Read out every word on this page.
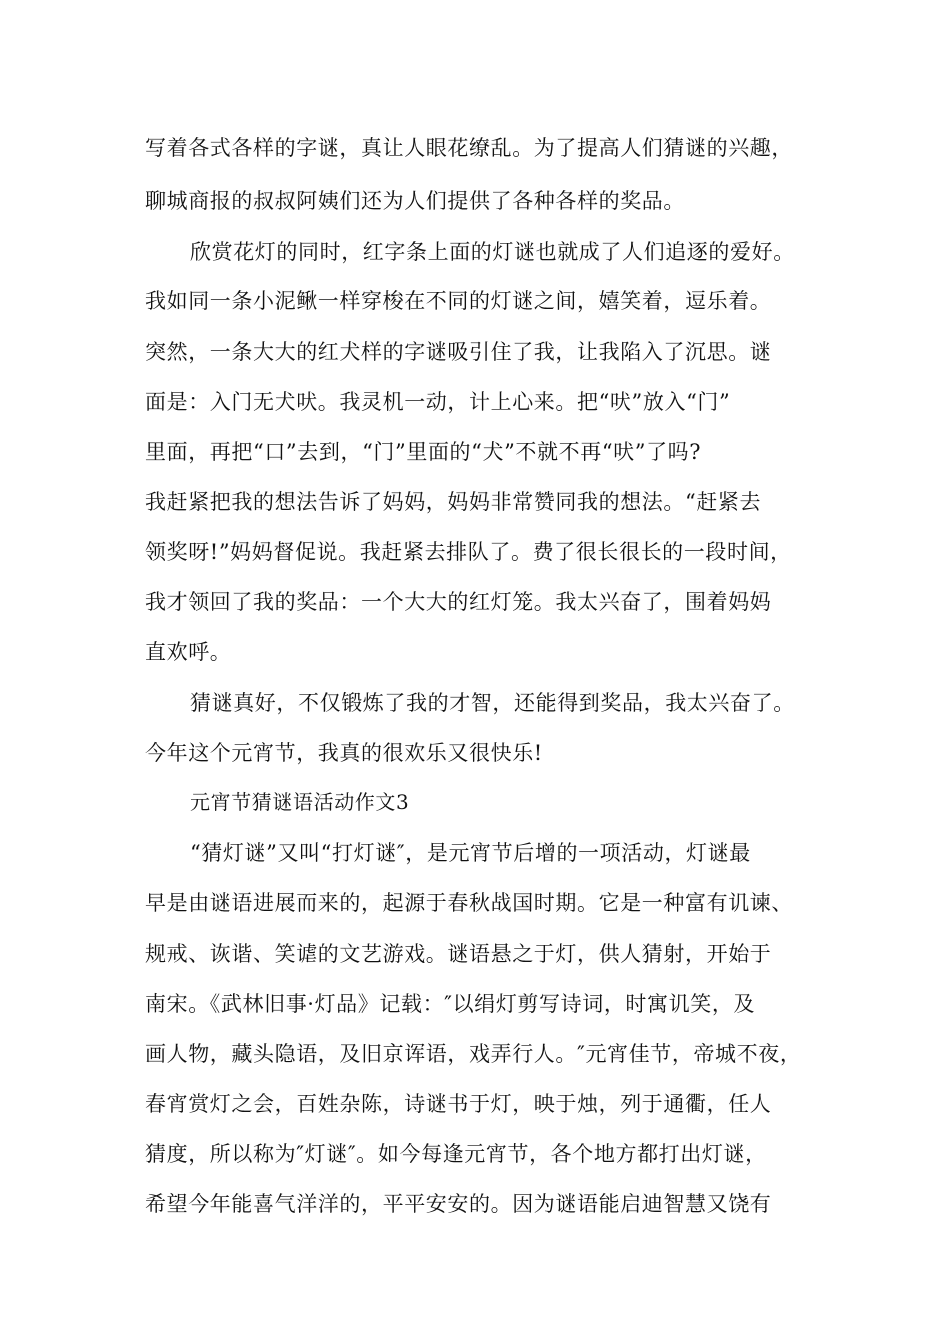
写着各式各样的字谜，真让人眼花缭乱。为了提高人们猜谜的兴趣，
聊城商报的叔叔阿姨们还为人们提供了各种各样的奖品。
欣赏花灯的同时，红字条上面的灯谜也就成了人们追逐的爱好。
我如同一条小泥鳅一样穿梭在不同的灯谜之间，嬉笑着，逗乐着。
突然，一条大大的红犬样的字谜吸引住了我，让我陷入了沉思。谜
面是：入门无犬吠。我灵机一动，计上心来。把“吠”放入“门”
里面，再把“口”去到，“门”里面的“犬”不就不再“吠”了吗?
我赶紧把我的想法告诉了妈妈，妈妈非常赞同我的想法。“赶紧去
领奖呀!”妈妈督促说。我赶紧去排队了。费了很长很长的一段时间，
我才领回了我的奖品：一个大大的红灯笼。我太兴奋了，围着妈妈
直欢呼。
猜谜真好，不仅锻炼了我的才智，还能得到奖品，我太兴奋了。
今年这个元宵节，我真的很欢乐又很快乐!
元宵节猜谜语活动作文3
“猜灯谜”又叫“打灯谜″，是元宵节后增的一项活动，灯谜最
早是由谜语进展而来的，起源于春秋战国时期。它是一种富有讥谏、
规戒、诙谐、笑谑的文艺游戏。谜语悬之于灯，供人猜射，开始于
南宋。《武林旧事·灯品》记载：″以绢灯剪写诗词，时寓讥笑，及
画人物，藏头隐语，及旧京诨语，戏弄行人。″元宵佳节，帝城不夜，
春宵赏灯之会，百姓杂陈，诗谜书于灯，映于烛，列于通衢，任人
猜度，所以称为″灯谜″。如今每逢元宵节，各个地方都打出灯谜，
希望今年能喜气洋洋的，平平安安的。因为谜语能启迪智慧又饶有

|---|

--- REQUEST ---
Give only the number of lines in the preceding material that contain the string "我太兴奋了".

--- SOLUTION FOR THIS EXERCISE ---
2